#### EXERCISE
Return all of the entries exactly, with nothing added or left out.

#### DATASET RECORDS
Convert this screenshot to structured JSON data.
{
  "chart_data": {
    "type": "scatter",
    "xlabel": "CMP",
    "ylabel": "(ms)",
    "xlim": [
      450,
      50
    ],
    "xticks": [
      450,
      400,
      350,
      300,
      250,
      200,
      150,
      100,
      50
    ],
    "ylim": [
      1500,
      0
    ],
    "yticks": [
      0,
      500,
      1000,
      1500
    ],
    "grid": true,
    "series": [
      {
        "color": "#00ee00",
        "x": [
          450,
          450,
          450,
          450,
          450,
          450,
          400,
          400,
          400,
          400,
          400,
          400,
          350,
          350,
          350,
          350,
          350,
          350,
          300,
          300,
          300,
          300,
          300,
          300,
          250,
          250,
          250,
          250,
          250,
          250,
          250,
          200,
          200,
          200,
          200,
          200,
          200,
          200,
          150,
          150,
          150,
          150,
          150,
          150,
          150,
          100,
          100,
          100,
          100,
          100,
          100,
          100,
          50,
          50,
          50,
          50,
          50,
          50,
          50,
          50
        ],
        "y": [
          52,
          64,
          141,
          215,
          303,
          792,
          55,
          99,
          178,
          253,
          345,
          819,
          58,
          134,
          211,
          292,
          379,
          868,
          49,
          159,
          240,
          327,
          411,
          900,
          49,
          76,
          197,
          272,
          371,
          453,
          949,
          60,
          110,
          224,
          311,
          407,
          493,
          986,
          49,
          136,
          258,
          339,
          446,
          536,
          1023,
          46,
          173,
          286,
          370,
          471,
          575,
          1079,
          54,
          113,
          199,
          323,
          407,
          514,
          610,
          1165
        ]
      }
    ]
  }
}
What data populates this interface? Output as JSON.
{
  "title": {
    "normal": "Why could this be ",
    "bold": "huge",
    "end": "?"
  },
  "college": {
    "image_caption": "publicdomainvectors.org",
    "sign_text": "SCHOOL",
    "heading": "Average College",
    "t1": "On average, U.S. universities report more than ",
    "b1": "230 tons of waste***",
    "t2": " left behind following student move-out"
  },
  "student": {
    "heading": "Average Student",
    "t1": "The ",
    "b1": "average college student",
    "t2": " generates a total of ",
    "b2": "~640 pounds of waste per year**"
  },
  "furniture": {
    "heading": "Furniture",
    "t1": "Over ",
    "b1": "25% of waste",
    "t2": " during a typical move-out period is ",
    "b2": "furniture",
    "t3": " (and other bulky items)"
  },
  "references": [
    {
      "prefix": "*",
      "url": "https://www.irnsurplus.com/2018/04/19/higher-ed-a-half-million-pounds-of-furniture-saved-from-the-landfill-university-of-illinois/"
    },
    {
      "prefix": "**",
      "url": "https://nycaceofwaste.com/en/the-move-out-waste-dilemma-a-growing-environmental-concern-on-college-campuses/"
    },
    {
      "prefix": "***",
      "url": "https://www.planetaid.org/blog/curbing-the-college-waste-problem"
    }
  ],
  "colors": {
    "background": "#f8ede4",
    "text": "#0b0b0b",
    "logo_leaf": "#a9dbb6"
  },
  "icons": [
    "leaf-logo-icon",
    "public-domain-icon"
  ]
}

#### RESPONSE
Convert this screenshot to structured JSON data.
{
  "chart_data": {
    "type": "scatter",
    "xlabel": "CMP",
    "ylabel": "(ms)",
    "xlim": [
      450,
      50
    ],
    "xticks": [
      450,
      400,
      350,
      300,
      250,
      200,
      150,
      100,
      50
    ],
    "ylim": [
      1500,
      0
    ],
    "yticks": [
      0,
      500,
      1000,
      1500
    ],
    "grid": true,
    "series": [
      {
        "color": "#00ee00",
        "x": [
          450,
          450,
          450,
          450,
          450,
          450,
          400,
          400,
          400,
          400,
          400,
          400,
          350,
          350,
          350,
          350,
          350,
          350,
          300,
          300,
          300,
          300,
          300,
          300,
          250,
          250,
          250,
          250,
          250,
          250,
          250,
          200,
          200,
          200,
          200,
          200,
          200,
          200,
          150,
          150,
          150,
          150,
          150,
          150,
          150,
          100,
          100,
          100,
          100,
          100,
          100,
          100,
          50,
          50,
          50,
          50,
          50,
          50,
          50,
          50
        ],
        "y": [
          52,
          64,
          141,
          215,
          303,
          792,
          55,
          99,
          178,
          253,
          345,
          819,
          58,
          134,
          211,
          292,
          379,
          868,
          49,
          159,
          240,
          327,
          411,
          900,
          49,
          76,
          197,
          272,
          371,
          453,
          949,
          60,
          110,
          224,
          311,
          407,
          493,
          986,
          49,
          136,
          258,
          339,
          446,
          536,
          1023,
          46,
          173,
          286,
          370,
          471,
          575,
          1079,
          54,
          113,
          199,
          323,
          407,
          514,
          610,
          1165
        ]
      }
    ]
  }
}
What data populates this interface? Output as JSON.
{
  "title": {
    "normal": "Why could this be ",
    "bold": "huge",
    "end": "?"
  },
  "college": {
    "image_caption": "publicdomainvectors.org",
    "sign_text": "SCHOOL",
    "heading": "Average College",
    "t1": "On average, U.S. universities report more than ",
    "b1": "230 tons of waste***",
    "t2": " left behind following student move-out"
  },
  "student": {
    "heading": "Average Student",
    "t1": "The ",
    "b1": "average college student",
    "t2": " generates a total of ",
    "b2": "~640 pounds of waste per year**"
  },
  "furniture": {
    "heading": "Furniture",
    "t1": "Over ",
    "b1": "25% of waste",
    "t2": " during a typical move-out period is ",
    "b2": "furniture",
    "t3": " (and other bulky items)"
  },
  "references": [
    {
      "prefix": "*",
      "url": "https://www.irnsurplus.com/2018/04/19/higher-ed-a-half-million-pounds-of-furniture-saved-from-the-landfill-university-of-illinois/"
    },
    {
      "prefix": "**",
      "url": "https://nycaceofwaste.com/en/the-move-out-waste-dilemma-a-growing-environmental-concern-on-college-campuses/"
    },
    {
      "prefix": "***",
      "url": "https://www.planetaid.org/blog/curbing-the-college-waste-problem"
    }
  ],
  "colors": {
    "background": "#f8ede4",
    "text": "#0b0b0b",
    "logo_leaf": "#a9dbb6"
  },
  "icons": [
    "leaf-logo-icon",
    "public-domain-icon"
  ]
}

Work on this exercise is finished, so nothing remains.